_What needs to be done_. Update the listing below so that every "Song lyrics" becomes "Lyric text", and leave all other text as it is.

Layout records:
::::

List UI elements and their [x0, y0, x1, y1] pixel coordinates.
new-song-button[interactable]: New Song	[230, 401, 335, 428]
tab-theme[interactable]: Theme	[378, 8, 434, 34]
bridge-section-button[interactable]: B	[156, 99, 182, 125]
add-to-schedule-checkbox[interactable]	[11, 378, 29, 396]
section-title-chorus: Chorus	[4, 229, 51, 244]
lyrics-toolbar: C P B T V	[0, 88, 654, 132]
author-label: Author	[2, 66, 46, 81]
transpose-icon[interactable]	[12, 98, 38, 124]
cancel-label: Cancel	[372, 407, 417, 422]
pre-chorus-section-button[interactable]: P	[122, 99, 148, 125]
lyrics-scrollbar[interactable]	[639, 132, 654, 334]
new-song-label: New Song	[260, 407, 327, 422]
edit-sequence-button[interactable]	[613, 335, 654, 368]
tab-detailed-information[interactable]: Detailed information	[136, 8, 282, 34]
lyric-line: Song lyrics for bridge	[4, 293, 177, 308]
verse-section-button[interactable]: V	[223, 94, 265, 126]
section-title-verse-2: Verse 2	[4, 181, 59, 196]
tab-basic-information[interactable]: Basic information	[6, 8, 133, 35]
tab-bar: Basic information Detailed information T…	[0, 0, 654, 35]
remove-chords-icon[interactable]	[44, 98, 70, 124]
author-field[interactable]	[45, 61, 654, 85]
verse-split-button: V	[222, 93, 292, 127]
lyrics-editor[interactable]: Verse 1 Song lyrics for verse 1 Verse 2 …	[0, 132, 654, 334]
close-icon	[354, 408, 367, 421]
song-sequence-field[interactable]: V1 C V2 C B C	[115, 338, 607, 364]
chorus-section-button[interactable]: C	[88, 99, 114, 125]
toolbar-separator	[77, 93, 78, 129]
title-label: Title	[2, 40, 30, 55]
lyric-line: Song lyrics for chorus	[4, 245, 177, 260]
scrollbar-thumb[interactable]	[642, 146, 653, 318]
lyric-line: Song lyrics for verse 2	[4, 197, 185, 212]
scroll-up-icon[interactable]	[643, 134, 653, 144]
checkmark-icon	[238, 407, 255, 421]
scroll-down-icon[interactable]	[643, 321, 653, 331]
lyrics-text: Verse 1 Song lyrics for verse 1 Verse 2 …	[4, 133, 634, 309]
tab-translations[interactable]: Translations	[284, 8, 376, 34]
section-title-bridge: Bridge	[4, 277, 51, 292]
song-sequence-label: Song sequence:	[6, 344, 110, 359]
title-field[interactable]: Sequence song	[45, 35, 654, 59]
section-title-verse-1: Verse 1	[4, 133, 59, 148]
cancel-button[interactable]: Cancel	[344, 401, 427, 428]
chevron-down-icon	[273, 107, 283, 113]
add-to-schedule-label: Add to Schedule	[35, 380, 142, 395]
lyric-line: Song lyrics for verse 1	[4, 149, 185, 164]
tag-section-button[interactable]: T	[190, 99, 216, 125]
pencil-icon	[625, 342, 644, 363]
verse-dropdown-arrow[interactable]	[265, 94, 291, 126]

::::

_Exercise solution_.
List UI elements and their [x0, y0, x1, y1] pixel coordinates.
new-song-button[interactable]: New Song	[230, 401, 335, 428]
tab-theme[interactable]: Theme	[378, 8, 434, 34]
bridge-section-button[interactable]: B	[156, 99, 182, 125]
add-to-schedule-checkbox[interactable]	[11, 378, 29, 396]
section-title-chorus: Chorus	[4, 229, 51, 244]
lyrics-toolbar: C P B T V	[0, 88, 654, 132]
author-label: Author	[2, 66, 46, 81]
transpose-icon[interactable]	[12, 98, 38, 124]
cancel-label: Cancel	[372, 407, 417, 422]
pre-chorus-section-button[interactable]: P	[122, 99, 148, 125]
lyrics-scrollbar[interactable]	[639, 132, 654, 334]
new-song-label: New Song	[260, 407, 327, 422]
edit-sequence-button[interactable]	[613, 335, 654, 368]
tab-detailed-information[interactable]: Detailed information	[136, 8, 282, 34]
lyric-line: Lyric text for bridge	[4, 293, 177, 308]
verse-section-button[interactable]: V	[223, 94, 265, 126]
section-title-verse-2: Verse 2	[4, 181, 59, 196]
tab-basic-information[interactable]: Basic information	[6, 8, 133, 35]
tab-bar: Basic information Detailed information T…	[0, 0, 654, 35]
remove-chords-icon[interactable]	[44, 98, 70, 124]
author-field[interactable]	[45, 61, 654, 85]
verse-split-button: V	[222, 93, 292, 127]
lyrics-editor[interactable]: Verse 1 Lyric text for verse 1 Verse 2 …	[0, 132, 654, 334]
close-icon	[354, 408, 367, 421]
song-sequence-field[interactable]: V1 C V2 C B C	[115, 338, 607, 364]
chorus-section-button[interactable]: C	[88, 99, 114, 125]
toolbar-separator	[77, 93, 78, 129]
title-label: Title	[2, 40, 30, 55]
lyric-line: Lyric text for chorus	[4, 245, 177, 260]
scrollbar-thumb[interactable]	[642, 146, 653, 318]
lyric-line: Lyric text for verse 2	[4, 197, 185, 212]
scroll-up-icon[interactable]	[643, 134, 653, 144]
checkmark-icon	[238, 407, 255, 421]
scroll-down-icon[interactable]	[643, 321, 653, 331]
lyrics-text: Verse 1 Lyric text for verse 1 Verse 2 …	[4, 133, 634, 309]
tab-translations[interactable]: Translations	[284, 8, 376, 34]
section-title-bridge: Bridge	[4, 277, 51, 292]
song-sequence-label: Song sequence:	[6, 344, 110, 359]
title-field[interactable]: Sequence song	[45, 35, 654, 59]
section-title-verse-1: Verse 1	[4, 133, 59, 148]
cancel-button[interactable]: Cancel	[344, 401, 427, 428]
chevron-down-icon	[273, 107, 283, 113]
add-to-schedule-label: Add to Schedule	[35, 380, 142, 395]
lyric-line: Lyric text for verse 1	[4, 149, 185, 164]
tag-section-button[interactable]: T	[190, 99, 216, 125]
pencil-icon	[625, 342, 644, 363]
verse-dropdown-arrow[interactable]	[265, 94, 291, 126]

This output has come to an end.